* Task statement *
From the entries below, gather every line containing the string "竹棚是香港人的文化記憶".

Collected data entries
---+---

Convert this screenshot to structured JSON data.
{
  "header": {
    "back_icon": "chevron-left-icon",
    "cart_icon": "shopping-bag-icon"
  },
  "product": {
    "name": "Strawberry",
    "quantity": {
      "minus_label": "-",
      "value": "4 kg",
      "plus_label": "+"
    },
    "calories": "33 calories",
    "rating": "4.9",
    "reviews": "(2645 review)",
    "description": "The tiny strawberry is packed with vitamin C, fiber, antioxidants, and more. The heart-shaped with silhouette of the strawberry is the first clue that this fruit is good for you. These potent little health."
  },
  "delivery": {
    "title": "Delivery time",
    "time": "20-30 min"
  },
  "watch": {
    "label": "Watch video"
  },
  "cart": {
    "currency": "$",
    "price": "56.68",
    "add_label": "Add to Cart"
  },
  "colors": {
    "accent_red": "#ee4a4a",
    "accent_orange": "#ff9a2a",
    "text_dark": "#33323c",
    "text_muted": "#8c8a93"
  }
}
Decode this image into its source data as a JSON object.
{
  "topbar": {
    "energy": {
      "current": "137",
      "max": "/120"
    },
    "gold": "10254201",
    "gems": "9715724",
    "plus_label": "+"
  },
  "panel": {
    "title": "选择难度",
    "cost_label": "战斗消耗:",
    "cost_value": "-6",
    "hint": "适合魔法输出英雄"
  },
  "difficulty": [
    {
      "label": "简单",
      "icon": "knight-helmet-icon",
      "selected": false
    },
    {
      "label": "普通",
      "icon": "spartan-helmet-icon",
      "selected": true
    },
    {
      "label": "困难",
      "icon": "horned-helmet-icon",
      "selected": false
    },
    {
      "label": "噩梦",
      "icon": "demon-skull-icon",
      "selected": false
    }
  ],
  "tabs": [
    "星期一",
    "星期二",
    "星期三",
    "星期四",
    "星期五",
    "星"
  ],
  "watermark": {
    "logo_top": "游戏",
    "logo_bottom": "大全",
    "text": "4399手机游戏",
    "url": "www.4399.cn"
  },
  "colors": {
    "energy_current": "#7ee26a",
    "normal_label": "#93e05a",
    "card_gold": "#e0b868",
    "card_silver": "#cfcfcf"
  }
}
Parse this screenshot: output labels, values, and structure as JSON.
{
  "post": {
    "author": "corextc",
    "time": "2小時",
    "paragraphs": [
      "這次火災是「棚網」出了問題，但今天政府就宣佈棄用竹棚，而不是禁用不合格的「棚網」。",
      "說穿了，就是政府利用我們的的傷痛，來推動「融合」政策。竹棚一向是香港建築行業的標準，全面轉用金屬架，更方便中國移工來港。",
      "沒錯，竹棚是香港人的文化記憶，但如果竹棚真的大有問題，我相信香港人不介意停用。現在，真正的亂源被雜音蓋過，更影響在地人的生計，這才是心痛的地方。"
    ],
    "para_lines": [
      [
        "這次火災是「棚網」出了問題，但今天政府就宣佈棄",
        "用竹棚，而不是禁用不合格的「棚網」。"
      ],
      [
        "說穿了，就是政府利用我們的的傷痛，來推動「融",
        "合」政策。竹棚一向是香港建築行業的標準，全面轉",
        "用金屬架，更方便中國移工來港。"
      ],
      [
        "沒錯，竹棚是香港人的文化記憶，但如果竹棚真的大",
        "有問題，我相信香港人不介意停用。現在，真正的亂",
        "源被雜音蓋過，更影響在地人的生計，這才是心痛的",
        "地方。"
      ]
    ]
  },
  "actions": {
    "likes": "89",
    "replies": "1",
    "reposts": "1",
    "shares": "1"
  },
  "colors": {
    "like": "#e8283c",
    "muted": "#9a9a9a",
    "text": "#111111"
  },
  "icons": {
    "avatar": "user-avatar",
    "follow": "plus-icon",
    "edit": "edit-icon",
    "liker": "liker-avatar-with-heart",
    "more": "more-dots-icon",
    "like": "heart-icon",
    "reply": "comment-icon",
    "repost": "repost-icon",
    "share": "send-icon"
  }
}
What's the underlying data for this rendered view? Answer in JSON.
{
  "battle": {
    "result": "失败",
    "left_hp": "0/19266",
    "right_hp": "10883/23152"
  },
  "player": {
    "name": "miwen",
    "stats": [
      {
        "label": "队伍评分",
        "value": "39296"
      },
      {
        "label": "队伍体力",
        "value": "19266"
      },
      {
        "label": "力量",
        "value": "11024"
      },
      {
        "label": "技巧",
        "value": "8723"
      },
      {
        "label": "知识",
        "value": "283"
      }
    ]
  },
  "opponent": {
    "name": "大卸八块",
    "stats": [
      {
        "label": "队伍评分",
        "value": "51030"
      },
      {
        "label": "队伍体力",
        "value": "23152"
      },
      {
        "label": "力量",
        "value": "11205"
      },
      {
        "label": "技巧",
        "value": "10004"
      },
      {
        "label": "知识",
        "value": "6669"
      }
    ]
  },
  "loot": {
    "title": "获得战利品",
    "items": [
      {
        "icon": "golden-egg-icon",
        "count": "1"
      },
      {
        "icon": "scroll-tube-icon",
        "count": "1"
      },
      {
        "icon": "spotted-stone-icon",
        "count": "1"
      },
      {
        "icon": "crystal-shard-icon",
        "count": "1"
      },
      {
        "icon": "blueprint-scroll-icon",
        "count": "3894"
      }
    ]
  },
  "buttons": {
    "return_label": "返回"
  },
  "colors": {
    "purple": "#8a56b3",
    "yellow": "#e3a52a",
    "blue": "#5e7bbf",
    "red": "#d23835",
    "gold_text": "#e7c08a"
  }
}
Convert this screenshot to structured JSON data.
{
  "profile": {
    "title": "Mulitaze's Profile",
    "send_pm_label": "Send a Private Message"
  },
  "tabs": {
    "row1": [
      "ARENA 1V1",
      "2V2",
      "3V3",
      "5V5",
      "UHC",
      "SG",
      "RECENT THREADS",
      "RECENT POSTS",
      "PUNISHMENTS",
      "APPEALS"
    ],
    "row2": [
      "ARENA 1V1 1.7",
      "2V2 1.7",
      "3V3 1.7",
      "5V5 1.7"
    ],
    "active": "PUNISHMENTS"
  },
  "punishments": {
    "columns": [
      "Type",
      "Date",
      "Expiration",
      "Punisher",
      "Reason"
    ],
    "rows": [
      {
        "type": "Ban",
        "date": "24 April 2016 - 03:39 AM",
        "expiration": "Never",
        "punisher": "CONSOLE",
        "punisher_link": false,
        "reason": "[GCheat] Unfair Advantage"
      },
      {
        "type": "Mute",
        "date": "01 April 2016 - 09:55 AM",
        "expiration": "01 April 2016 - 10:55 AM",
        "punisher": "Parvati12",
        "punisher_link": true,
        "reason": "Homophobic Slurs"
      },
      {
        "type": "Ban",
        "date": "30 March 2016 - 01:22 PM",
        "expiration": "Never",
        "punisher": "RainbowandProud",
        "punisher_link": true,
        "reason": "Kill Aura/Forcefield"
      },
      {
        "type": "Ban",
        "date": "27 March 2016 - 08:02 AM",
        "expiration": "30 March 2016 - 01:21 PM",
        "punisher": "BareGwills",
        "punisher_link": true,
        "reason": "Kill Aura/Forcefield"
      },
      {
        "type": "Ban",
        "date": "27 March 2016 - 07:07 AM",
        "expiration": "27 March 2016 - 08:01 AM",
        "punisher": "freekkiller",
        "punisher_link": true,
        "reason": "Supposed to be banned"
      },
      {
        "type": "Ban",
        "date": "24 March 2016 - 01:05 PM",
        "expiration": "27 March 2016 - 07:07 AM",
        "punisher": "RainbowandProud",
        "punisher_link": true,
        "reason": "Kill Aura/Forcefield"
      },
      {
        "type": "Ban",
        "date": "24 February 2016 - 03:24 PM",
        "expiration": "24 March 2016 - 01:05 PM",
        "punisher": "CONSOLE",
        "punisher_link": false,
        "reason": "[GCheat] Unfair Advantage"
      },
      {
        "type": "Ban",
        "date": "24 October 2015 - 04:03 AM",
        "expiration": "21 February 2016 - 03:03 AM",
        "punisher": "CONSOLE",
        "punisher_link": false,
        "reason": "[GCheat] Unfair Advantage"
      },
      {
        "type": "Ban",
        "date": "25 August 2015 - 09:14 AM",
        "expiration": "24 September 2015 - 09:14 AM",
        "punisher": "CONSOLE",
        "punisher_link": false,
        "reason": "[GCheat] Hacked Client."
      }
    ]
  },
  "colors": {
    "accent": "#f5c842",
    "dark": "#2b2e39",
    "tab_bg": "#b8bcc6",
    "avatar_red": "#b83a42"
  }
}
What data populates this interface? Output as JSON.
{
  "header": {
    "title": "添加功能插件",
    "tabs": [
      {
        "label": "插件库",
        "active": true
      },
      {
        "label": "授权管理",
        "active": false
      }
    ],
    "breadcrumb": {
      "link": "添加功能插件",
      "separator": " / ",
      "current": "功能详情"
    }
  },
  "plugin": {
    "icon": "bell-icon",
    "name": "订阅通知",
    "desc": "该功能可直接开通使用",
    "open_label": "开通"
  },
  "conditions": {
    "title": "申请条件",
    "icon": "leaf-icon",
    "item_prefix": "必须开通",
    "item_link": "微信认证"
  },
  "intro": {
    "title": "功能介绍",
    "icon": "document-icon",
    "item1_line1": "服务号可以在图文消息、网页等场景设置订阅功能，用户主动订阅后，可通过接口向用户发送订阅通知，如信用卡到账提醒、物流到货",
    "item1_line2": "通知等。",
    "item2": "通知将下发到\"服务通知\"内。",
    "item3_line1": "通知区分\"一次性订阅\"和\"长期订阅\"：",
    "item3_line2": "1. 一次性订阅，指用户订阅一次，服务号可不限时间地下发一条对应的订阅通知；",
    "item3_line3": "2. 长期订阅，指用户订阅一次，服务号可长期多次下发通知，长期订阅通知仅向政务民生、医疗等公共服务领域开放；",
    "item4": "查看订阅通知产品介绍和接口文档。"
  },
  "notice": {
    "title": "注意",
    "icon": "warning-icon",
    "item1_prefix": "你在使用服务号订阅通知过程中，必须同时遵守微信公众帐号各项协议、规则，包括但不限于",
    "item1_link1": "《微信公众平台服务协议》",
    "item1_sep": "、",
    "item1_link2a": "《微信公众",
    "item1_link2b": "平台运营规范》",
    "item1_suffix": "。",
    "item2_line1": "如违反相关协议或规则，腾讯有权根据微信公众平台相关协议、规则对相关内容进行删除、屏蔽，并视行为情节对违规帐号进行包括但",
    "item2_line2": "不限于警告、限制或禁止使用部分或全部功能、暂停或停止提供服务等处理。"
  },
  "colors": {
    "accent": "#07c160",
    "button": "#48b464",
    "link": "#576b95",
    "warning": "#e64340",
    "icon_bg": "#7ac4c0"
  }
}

---+---

* Solution for this task *
      "沒錯，竹棚是香港人的文化記憶，但如果竹棚真的大有問題，我相信香港人不介意停用。現在，真正的亂源被雜音蓋過，更影響在地人的生計，這才是心痛的地方。"
        "沒錯，竹棚是香港人的文化記憶，但如果竹棚真的大",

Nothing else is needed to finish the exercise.